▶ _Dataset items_
╔══
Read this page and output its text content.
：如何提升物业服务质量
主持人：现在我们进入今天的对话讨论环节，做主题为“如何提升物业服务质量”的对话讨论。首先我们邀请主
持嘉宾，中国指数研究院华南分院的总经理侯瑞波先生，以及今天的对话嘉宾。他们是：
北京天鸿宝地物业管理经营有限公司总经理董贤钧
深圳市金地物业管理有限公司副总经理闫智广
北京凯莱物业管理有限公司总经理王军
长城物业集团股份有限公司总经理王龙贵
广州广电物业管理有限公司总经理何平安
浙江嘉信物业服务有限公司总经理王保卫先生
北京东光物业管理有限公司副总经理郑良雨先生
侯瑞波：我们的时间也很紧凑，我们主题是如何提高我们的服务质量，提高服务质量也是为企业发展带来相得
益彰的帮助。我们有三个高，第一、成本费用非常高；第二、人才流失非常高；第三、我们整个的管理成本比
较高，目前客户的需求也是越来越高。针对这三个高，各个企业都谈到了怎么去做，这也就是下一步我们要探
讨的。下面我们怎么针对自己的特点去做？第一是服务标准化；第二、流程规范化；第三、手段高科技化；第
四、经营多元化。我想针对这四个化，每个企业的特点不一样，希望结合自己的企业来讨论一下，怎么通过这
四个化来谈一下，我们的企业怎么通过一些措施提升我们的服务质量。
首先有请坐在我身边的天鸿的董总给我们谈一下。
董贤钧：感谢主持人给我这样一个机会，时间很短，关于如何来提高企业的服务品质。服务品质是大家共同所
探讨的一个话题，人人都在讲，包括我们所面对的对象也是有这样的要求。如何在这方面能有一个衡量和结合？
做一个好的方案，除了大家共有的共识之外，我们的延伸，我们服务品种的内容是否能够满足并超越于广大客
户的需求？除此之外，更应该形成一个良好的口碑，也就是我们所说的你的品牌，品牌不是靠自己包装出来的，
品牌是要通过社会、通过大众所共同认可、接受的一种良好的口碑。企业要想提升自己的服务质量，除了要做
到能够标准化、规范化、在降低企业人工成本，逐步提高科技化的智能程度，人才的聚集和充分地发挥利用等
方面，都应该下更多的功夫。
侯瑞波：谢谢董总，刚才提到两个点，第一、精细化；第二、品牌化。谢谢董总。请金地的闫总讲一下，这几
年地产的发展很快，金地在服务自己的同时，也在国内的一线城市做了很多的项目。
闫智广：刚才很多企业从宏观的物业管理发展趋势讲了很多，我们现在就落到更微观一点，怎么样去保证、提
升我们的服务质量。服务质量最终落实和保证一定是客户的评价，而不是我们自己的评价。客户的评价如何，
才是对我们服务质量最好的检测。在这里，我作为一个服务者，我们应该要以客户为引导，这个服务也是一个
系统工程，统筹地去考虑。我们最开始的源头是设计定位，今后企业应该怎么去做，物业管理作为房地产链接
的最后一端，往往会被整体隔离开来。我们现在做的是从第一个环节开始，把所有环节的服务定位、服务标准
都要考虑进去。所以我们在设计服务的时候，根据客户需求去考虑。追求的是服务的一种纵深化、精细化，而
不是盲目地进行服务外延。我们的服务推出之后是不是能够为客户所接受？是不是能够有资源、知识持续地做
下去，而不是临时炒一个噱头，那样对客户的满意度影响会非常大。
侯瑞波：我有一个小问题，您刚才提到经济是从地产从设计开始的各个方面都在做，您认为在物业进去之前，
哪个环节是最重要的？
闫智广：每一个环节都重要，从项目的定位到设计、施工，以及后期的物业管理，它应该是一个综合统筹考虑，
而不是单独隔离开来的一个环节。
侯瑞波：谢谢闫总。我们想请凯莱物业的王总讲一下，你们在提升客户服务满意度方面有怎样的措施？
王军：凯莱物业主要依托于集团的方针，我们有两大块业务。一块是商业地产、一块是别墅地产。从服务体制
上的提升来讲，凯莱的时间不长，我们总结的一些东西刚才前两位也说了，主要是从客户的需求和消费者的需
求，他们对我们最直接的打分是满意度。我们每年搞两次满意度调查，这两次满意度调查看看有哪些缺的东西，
╚══
Return the lines of the records that include the string "如何提升物业服务质量".

：如何提升物业服务质量
主持人：现在我们进入今天的对话讨论环节，做主题为“如何提升物业服务质量”的对话讨论。首先我们邀请主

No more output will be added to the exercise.